GIVEN INSTRUCTION
The material below should be written out in full and exactly; pictures stay out of the copy.

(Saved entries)
● ● ● ● ●

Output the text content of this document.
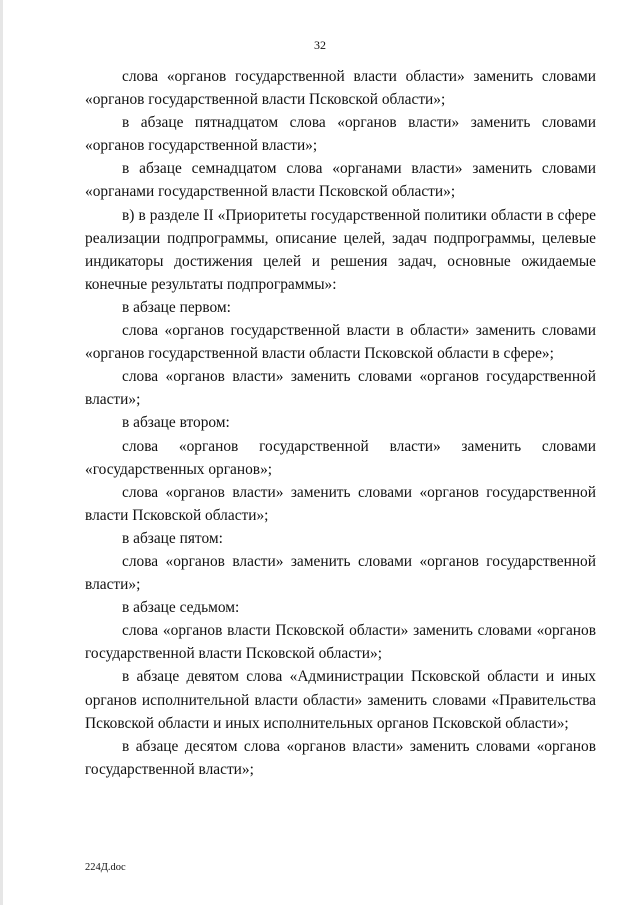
32

слова «органов государственной власти области» заменить словами «органов государственной власти Псковской области»;

в абзаце пятнадцатом слова «органов власти» заменить словами «органов государственной власти»;

в абзаце семнадцатом слова «органами власти» заменить словами «органами государственной власти Псковской области»;

в) в разделе II «Приоритеты государственной политики области в сфере реализации подпрограммы, описание целей, задач подпрограммы, целевые индикаторы достижения целей и решения задач, основные ожидаемые конечные результаты подпрограммы»:

в абзаце первом:

слова «органов государственной власти в области» заменить словами «органов государственной власти области Псковской области в сфере»;

слова «органов власти» заменить словами «органов государственной власти»;

в абзаце втором:

слова «органов государственной власти» заменить словами «государственных органов»;

слова «органов власти» заменить словами «органов государственной власти Псковской области»;

в абзаце пятом:

слова «органов власти» заменить словами «органов государственной власти»;

в абзаце седьмом:

слова «органов власти Псковской области» заменить словами «органов государственной власти Псковской области»;

в абзаце девятом слова «Администрации Псковской области и иных органов исполнительной власти области» заменить словами «Правительства Псковской области и иных исполнительных органов Псковской области»;

в абзаце десятом слова «органов власти» заменить словами «органов государственной власти»;

224Д.doc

● ● ● ● ●

TASK RESULT
Output the text content of this document.
32

слова «органов государственной власти области» заменить словами «органов государственной власти Псковской области»;

в абзаце пятнадцатом слова «органов власти» заменить словами «органов государственной власти»;

в абзаце семнадцатом слова «органами власти» заменить словами «органами государственной власти Псковской области»;

в) в разделе II «Приоритеты государственной политики области в сфере реализации подпрограммы, описание целей, задач подпрограммы, целевые индикаторы достижения целей и решения задач, основные ожидаемые конечные результаты подпрограммы»:

в абзаце первом:

слова «органов государственной власти в области» заменить словами «органов государственной власти области Псковской области в сфере»;

слова «органов власти» заменить словами «органов государственной власти»;

в абзаце втором:

слова «органов государственной власти» заменить словами «государственных органов»;

слова «органов власти» заменить словами «органов государственной власти Псковской области»;

в абзаце пятом:

слова «органов власти» заменить словами «органов государственной власти»;

в абзаце седьмом:

слова «органов власти Псковской области» заменить словами «органов государственной власти Псковской области»;

в абзаце девятом слова «Администрации Псковской области и иных органов исполнительной власти области» заменить словами «Правительства Псковской области и иных исполнительных органов Псковской области»;

в абзаце десятом слова «органов власти» заменить словами «органов государственной власти»;

224Д.doc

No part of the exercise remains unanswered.